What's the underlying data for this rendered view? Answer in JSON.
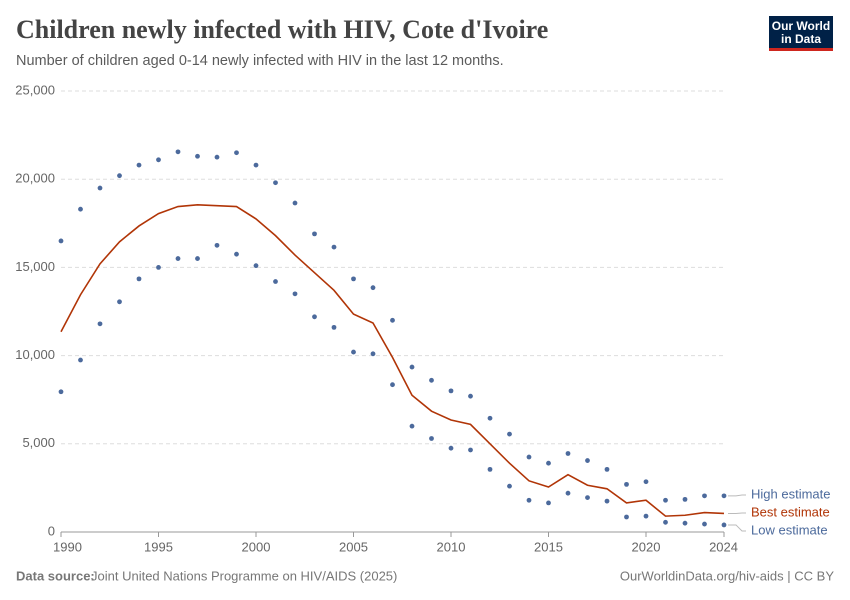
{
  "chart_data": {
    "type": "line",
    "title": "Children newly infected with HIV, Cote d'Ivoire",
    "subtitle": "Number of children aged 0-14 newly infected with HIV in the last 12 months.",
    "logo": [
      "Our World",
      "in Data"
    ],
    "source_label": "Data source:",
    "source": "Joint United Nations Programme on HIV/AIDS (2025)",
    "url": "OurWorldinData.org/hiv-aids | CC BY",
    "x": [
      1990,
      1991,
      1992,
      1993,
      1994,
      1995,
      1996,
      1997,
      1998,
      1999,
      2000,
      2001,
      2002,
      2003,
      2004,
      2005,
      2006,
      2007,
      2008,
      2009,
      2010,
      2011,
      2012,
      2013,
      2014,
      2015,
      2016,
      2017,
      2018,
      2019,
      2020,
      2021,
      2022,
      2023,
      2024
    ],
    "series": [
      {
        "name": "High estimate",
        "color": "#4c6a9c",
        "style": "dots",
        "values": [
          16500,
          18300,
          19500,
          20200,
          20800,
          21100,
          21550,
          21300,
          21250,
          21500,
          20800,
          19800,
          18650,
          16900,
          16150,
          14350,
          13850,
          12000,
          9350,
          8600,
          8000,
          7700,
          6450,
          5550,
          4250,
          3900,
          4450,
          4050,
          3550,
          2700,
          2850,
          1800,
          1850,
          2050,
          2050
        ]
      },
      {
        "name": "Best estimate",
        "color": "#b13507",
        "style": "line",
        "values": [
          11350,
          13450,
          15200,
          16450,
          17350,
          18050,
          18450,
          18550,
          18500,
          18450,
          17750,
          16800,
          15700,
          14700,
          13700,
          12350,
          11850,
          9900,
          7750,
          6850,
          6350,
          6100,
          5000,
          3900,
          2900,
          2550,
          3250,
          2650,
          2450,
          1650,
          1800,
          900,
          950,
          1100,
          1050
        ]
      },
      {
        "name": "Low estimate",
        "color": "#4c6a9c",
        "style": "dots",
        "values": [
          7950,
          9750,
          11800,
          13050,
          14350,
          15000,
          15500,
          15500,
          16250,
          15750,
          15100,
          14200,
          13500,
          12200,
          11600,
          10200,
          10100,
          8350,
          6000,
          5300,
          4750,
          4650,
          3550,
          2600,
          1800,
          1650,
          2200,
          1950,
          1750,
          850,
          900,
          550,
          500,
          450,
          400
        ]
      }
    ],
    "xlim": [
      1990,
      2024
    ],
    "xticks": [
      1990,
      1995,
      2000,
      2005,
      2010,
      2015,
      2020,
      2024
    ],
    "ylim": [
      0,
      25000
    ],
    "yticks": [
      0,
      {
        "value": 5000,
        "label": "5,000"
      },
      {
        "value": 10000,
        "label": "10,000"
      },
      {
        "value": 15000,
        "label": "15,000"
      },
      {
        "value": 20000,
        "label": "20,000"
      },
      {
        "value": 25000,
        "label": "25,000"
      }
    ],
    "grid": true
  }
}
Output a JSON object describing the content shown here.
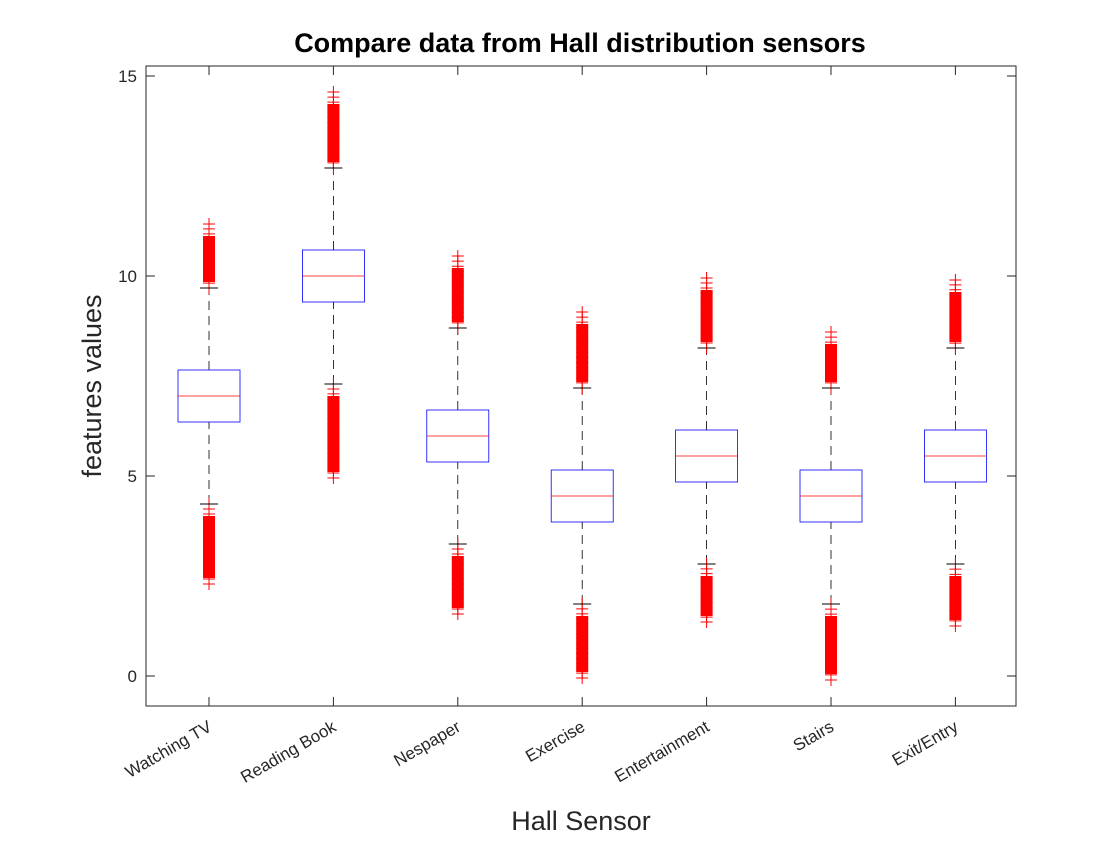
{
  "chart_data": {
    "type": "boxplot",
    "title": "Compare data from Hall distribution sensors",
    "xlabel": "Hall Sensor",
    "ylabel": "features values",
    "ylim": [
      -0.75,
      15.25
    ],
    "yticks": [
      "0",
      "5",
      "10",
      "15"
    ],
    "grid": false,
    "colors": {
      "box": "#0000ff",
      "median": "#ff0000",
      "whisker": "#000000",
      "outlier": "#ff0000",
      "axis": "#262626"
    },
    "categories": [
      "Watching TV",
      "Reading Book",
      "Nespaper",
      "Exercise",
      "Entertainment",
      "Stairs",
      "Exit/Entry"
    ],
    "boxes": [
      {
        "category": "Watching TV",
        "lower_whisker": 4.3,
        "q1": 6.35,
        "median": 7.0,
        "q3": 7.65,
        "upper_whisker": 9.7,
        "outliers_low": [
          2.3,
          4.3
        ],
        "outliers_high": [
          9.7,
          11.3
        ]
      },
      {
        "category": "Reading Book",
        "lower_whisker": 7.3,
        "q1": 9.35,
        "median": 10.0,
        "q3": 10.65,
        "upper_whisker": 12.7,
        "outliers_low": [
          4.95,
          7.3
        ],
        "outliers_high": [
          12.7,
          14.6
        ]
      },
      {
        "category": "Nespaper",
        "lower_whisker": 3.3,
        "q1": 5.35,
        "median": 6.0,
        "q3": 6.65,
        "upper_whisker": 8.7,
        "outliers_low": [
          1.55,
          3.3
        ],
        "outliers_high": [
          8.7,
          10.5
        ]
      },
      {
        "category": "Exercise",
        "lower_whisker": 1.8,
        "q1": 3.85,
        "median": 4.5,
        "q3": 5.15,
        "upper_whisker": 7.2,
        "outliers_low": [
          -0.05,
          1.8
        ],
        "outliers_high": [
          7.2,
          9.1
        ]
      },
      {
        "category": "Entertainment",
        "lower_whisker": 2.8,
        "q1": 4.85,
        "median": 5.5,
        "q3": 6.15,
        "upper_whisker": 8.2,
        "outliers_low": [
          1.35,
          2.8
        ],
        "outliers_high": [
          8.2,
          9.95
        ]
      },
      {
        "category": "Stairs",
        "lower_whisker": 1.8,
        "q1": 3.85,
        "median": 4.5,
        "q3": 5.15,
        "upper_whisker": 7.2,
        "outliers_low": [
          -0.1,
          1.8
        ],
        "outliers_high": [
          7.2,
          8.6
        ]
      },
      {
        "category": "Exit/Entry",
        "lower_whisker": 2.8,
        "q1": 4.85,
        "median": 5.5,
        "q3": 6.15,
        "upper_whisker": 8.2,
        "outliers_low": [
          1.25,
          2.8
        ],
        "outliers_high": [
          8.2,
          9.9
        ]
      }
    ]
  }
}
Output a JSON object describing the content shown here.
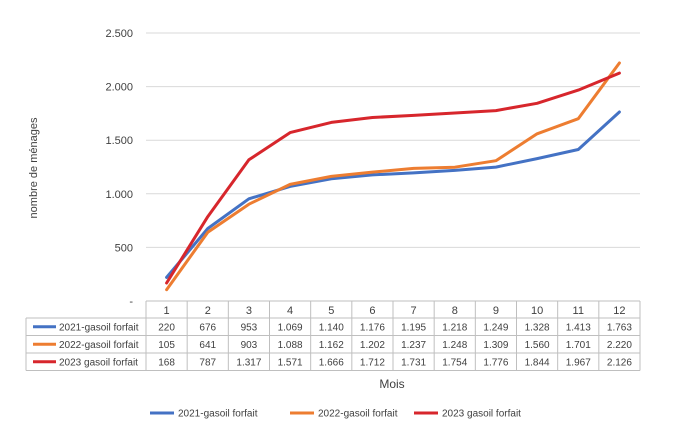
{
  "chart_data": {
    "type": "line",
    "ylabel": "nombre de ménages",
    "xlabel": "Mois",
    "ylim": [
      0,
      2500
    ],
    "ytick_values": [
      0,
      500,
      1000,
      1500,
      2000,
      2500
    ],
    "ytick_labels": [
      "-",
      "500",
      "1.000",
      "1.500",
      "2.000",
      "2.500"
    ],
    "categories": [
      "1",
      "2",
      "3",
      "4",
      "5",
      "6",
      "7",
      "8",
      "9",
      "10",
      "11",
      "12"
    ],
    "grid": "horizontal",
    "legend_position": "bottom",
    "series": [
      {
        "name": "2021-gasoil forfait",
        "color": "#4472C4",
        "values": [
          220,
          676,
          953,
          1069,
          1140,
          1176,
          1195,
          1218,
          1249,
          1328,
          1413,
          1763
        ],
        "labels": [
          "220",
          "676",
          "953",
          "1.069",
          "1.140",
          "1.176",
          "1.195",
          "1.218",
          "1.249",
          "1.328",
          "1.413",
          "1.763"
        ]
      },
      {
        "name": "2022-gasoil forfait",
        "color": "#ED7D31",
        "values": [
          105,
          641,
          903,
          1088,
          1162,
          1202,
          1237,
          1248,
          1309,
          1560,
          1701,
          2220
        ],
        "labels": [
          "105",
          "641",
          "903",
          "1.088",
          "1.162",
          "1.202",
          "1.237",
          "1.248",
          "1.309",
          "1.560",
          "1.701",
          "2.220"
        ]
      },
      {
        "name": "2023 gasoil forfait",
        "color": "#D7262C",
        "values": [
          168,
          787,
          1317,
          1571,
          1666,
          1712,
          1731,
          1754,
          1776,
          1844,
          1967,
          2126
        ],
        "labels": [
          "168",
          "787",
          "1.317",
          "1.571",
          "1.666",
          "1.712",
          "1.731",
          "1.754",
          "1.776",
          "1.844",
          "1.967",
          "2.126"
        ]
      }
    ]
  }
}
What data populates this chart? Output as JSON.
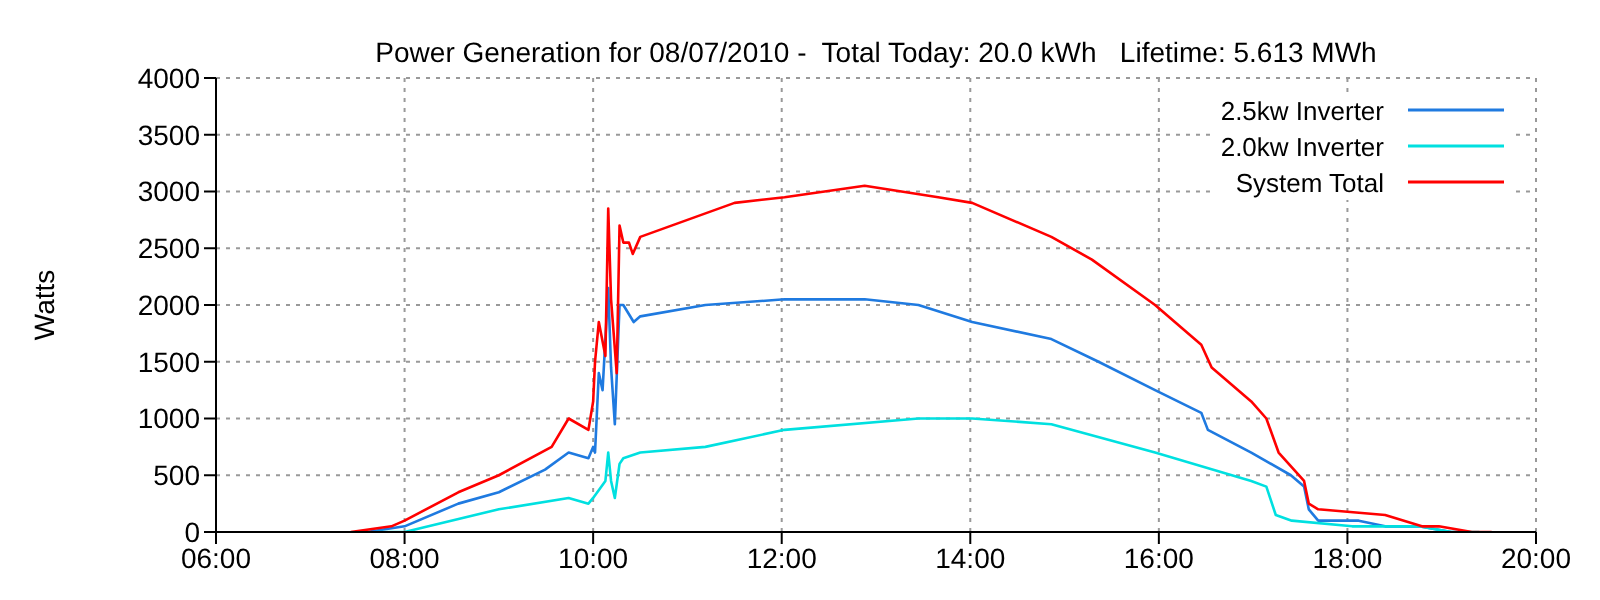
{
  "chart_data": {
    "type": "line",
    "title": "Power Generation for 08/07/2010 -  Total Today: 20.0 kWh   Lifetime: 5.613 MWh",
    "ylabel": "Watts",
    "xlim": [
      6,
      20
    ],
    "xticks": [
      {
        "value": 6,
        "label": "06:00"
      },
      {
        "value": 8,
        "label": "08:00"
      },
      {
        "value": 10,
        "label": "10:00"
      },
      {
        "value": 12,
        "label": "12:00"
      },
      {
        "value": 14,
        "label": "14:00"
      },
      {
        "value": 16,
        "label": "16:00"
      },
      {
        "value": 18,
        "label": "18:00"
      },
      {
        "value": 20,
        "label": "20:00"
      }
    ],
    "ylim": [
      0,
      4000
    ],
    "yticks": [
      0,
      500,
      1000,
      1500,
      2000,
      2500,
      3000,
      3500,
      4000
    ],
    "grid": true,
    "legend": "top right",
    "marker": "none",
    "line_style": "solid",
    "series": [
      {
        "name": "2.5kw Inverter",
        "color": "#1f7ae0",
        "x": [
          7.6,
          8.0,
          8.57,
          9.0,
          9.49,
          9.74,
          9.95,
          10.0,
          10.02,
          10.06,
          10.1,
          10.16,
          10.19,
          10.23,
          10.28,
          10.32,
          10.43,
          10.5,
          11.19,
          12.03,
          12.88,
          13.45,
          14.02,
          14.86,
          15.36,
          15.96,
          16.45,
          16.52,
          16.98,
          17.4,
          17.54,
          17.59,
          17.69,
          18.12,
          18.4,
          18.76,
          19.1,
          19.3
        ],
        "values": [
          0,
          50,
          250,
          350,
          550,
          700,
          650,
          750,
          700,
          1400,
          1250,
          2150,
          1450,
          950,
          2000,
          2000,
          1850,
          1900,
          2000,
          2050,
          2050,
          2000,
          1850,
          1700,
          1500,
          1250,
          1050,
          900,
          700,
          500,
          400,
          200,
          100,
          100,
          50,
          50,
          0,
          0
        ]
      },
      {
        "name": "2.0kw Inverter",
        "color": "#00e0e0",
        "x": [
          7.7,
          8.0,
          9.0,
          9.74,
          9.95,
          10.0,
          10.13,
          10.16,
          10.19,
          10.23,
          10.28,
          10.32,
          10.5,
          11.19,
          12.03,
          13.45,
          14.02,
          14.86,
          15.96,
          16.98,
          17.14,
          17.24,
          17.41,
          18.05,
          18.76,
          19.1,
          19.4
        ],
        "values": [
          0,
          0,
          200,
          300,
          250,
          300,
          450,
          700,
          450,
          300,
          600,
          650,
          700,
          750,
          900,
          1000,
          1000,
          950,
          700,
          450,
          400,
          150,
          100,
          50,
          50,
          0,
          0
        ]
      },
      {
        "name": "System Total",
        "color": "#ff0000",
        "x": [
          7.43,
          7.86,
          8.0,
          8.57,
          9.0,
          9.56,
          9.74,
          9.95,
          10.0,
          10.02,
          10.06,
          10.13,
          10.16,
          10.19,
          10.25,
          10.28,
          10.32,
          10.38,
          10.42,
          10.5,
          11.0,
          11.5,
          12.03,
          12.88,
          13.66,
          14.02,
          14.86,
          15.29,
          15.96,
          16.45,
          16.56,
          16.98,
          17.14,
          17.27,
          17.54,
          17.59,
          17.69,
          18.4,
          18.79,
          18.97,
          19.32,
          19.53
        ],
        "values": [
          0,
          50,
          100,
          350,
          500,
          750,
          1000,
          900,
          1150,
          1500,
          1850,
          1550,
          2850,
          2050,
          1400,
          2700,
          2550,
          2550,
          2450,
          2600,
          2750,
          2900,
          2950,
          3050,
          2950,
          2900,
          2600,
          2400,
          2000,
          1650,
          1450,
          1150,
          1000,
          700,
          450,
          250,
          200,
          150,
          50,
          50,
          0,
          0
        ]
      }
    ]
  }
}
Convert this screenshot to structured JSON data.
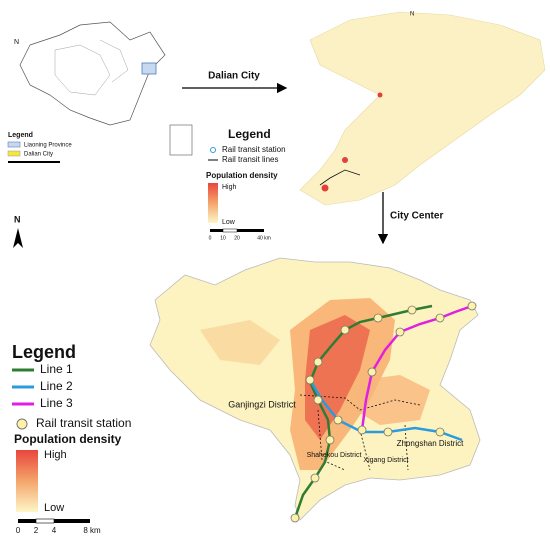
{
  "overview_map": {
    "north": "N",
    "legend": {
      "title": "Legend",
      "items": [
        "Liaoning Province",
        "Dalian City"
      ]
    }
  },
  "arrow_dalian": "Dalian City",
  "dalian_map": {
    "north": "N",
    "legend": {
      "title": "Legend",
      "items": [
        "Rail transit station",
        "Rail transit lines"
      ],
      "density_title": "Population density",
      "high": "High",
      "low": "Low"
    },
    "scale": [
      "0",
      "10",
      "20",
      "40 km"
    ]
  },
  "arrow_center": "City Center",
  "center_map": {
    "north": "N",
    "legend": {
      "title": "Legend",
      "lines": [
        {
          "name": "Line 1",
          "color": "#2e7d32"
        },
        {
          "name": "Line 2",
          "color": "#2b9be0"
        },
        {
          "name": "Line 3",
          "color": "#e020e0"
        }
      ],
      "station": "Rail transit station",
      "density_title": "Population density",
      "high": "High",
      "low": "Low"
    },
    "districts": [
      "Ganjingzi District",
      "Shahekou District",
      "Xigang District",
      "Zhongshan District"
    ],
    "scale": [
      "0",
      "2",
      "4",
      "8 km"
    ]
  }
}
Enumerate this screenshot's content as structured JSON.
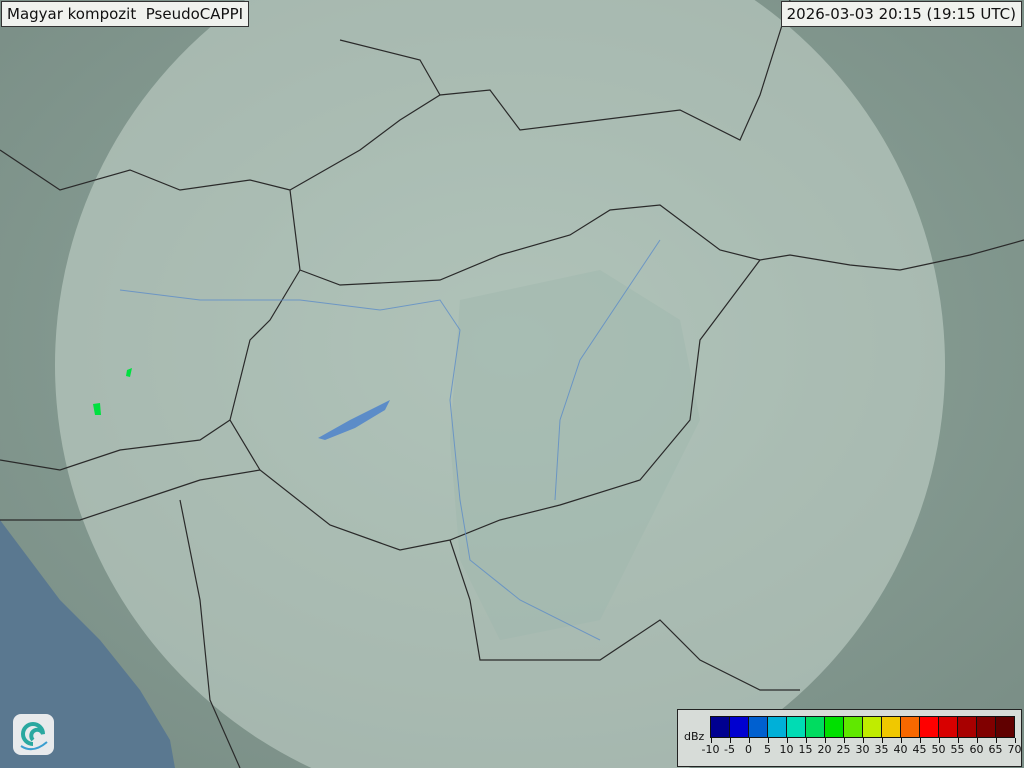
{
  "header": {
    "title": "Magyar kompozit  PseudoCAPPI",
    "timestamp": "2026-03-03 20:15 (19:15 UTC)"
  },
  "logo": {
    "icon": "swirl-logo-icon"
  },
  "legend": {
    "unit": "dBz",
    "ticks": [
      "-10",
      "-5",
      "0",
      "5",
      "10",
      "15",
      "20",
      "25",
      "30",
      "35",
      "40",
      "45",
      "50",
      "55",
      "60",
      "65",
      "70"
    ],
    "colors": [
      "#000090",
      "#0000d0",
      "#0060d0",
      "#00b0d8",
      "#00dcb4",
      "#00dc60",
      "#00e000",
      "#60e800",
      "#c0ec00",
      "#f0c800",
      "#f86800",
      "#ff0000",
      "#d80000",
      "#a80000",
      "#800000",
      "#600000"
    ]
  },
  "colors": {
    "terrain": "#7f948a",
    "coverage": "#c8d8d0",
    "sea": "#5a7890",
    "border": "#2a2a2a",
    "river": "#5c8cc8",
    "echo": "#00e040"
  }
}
★ ★ ★ ★ ★ ★ ★
What the task requires: Check each line of the entries above, and show every one holding the word "screenshot".

Result for this exercise:
Convert this screenshot to structured JSON data.
Enumerate this screenshot's content as structured JSON.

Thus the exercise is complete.